**WHAT THE TASK ASKS**: Output the material exactly, but drop every image it holds.

**Stored records**:
========================================

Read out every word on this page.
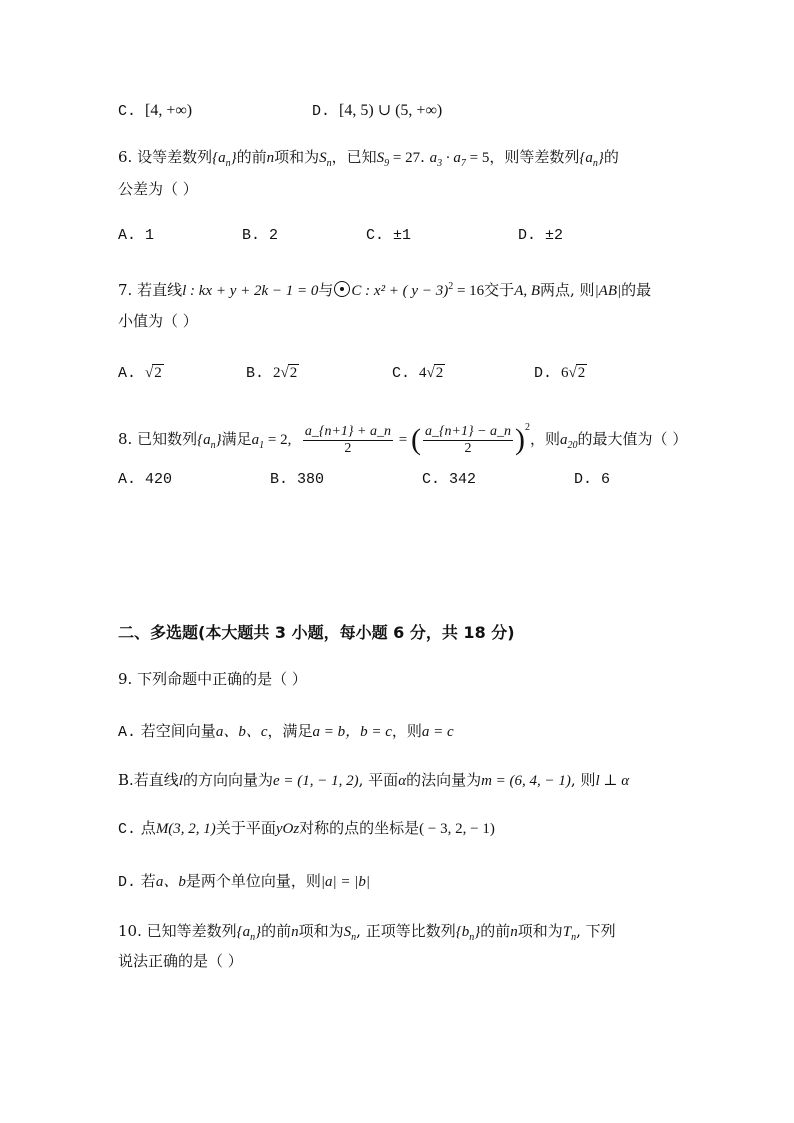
C. [4, +∞)	D. [4, 5) ∪ (5, +∞)
6. 设等差数列$\{a_n\}$的前n项和为$S_n$，已知$S_9 = 27$. $a_3 \cdot a_7 = 5$，则等差数列$\{a_n\}$的
公差为（ ）
A. 1	B. 2	C. ±1	D. ±2
7. 若直线l : kx + y + 2k − 1 = 0与 C : x² + ( y − 3)$^2$ = 16交于A, B两点, 则|AB|的最
小值为（ ）
A. √2	B. 2√2	C. 4√2	D. 6√2
8. 已知数列$\{a_n\}$满足$a_1 = 2$, $\frac{a\_\{n+1\} + a\_n}{2}$ = ( $\frac{a\_\{n+1\} - a\_n}{2} )^2$，则$a_{20}$的最大值为（ ）
A. 420	B. 380	C. 342	D. 6
二、多选题(本大题共 3 小题，每小题 6 分，共 18 分)
9. 下列命题中正确的是（ ）
A. 若空间向量a、b、c，满足a = b，b = c，则a = c
B.若直线l的方向向量为e = (1, − 1, 2), 平面α的法向量为m = (6, 4, − 1), 则l ⊥ α
C. 点M(3, 2, 1)关于平面yOz对称的点的坐标是( − 3, 2, − 1)
D. 若a、b是两个单位向量，则|a| = |b|
10. 已知等差数列$\{a_n\}$的前n项和为$S_n$, 正项等比数列$\{b_n\}$的前n项和为$T_n$, 下列
说法正确的是（ ）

========================================

**RESULT**:
Read out every word on this page.
C. [4, +∞)	D. [4, 5) ∪ (5, +∞)
6. 设等差数列$\{a_n\}$的前n项和为$S_n$，已知$S_9 = 27$. $a_3 \cdot a_7 = 5$，则等差数列$\{a_n\}$的
公差为（ ）
A. 1	B. 2	C. ±1	D. ±2
7. 若直线l : kx + y + 2k − 1 = 0与 C : x² + ( y − 3)$^2$ = 16交于A, B两点, 则|AB|的最
小值为（ ）
A. √2	B. 2√2	C. 4√2	D. 6√2
8. 已知数列$\{a_n\}$满足$a_1 = 2$, $\frac{a\_\{n+1\} + a\_n}{2}$ = ( $\frac{a\_\{n+1\} - a\_n}{2} )^2$，则$a_{20}$的最大值为（ ）
A. 420	B. 380	C. 342	D. 6
二、多选题(本大题共 3 小题，每小题 6 分，共 18 分)
9. 下列命题中正确的是（ ）
A. 若空间向量a、b、c，满足a = b，b = c，则a = c
B.若直线l的方向向量为e = (1, − 1, 2), 平面α的法向量为m = (6, 4, − 1), 则l ⊥ α
C. 点M(3, 2, 1)关于平面yOz对称的点的坐标是( − 3, 2, − 1)
D. 若a、b是两个单位向量，则|a| = |b|
10. 已知等差数列$\{a_n\}$的前n项和为$S_n$, 正项等比数列$\{b_n\}$的前n项和为$T_n$, 下列
说法正确的是（ ）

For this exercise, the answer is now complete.